↓
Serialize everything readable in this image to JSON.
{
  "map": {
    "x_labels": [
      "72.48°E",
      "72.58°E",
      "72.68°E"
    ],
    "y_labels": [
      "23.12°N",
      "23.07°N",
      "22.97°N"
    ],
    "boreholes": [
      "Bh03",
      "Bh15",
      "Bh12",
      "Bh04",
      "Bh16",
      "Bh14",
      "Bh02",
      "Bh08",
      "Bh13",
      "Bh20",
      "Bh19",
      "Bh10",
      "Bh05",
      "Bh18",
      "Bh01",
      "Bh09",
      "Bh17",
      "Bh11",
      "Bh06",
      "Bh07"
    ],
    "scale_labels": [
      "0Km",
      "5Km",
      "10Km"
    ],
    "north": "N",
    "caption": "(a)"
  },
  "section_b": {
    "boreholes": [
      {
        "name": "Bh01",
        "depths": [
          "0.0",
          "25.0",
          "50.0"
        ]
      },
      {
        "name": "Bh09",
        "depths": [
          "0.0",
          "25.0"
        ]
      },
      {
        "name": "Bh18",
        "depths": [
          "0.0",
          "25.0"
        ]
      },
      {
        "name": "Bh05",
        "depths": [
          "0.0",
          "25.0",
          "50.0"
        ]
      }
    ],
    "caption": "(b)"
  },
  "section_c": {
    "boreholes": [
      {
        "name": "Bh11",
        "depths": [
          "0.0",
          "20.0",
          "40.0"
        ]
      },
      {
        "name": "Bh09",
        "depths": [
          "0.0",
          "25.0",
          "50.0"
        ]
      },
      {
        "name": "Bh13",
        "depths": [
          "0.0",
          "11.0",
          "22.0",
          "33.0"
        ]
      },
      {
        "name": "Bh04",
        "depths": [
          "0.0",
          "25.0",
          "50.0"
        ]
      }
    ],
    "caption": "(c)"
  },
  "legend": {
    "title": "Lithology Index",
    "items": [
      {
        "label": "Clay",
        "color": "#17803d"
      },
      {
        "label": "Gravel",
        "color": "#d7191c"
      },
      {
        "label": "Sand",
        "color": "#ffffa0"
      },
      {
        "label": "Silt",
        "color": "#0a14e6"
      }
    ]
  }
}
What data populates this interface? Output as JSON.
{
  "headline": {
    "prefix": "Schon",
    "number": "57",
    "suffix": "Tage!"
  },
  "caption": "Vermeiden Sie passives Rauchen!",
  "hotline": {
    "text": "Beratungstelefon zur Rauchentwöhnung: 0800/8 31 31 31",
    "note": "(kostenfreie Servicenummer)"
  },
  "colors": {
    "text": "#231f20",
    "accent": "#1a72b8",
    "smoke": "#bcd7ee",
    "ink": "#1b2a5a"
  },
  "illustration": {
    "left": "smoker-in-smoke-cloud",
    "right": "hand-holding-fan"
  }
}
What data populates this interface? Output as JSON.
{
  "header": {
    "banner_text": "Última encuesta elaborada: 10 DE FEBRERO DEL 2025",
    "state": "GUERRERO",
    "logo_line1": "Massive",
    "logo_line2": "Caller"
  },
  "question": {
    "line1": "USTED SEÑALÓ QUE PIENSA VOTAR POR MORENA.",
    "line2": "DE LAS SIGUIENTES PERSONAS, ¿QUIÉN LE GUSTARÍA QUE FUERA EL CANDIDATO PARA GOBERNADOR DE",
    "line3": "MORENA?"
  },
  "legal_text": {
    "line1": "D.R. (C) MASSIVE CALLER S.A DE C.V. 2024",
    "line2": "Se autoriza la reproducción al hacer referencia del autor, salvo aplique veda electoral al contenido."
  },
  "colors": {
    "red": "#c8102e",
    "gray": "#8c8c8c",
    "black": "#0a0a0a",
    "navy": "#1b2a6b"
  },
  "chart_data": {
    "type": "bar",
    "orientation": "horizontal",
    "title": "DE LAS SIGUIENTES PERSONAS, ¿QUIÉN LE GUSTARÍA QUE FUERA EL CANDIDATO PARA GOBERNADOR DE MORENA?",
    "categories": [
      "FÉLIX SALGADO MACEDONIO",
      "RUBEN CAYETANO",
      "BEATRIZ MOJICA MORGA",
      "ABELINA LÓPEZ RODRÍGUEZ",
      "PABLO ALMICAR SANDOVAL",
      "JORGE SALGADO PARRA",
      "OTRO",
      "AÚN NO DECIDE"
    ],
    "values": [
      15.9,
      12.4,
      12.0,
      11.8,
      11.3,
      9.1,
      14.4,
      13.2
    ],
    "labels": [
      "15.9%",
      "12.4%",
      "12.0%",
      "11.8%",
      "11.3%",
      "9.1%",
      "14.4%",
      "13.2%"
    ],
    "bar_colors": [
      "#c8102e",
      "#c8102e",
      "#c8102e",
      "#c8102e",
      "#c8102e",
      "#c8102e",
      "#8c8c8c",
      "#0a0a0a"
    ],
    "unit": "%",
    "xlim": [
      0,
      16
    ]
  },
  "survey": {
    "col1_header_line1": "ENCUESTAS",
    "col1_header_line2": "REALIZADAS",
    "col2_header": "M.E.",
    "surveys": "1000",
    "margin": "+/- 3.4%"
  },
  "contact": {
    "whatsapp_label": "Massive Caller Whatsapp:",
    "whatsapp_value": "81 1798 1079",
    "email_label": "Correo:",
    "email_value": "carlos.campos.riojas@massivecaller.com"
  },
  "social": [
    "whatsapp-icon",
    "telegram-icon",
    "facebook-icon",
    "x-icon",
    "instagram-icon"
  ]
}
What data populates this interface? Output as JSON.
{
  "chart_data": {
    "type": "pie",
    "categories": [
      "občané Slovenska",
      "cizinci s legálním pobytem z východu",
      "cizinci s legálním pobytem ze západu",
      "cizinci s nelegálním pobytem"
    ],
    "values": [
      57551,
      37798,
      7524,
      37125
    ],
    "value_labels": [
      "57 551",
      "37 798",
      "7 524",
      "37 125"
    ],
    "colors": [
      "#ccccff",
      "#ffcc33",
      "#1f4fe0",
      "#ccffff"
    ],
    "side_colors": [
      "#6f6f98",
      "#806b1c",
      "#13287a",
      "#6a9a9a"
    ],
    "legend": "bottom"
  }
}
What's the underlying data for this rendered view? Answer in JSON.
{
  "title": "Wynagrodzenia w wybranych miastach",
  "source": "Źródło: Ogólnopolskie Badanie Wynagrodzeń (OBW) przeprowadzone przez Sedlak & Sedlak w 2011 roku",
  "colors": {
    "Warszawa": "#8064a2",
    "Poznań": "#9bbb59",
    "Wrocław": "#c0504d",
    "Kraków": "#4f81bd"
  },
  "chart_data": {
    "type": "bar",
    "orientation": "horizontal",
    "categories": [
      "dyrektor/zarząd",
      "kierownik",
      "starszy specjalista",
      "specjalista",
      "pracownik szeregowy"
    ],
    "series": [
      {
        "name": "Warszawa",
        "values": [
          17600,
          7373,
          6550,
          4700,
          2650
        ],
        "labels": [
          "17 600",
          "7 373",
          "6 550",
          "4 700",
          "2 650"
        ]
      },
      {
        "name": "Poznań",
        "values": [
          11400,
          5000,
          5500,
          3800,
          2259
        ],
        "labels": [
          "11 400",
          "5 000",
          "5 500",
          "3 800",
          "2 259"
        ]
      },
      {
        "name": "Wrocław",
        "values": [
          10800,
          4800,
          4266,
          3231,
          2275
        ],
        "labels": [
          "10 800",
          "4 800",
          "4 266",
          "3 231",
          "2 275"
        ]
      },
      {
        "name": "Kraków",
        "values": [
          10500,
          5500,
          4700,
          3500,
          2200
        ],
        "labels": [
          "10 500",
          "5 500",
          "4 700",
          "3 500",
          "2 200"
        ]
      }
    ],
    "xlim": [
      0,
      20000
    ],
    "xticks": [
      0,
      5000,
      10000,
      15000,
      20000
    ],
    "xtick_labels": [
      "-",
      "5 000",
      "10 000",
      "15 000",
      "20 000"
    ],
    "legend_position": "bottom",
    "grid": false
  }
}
↑
Task to carry out =
Pull every line containing the word "caption" out of the entries above.

Finished task =
    "caption": "(a)"
    "caption": "(b)"
    "caption": "(c)"
  "caption": "Vermeiden Sie passives Rauchen!",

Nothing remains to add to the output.